Task objective. List all lines of the data that include the string "переход".

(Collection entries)

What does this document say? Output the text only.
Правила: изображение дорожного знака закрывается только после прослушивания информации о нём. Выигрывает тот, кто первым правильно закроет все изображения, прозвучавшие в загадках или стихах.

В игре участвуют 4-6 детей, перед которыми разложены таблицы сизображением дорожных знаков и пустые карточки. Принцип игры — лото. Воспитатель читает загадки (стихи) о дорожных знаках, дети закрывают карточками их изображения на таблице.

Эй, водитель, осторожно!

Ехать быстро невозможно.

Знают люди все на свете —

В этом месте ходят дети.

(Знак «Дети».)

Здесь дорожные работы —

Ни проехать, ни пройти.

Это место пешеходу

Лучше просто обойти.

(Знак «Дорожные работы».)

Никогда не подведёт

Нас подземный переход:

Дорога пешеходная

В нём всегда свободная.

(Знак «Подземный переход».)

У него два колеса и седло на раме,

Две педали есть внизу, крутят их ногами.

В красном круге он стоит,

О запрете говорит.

Output below.
Нас подземный переход:
(Знак «Подземный переход».)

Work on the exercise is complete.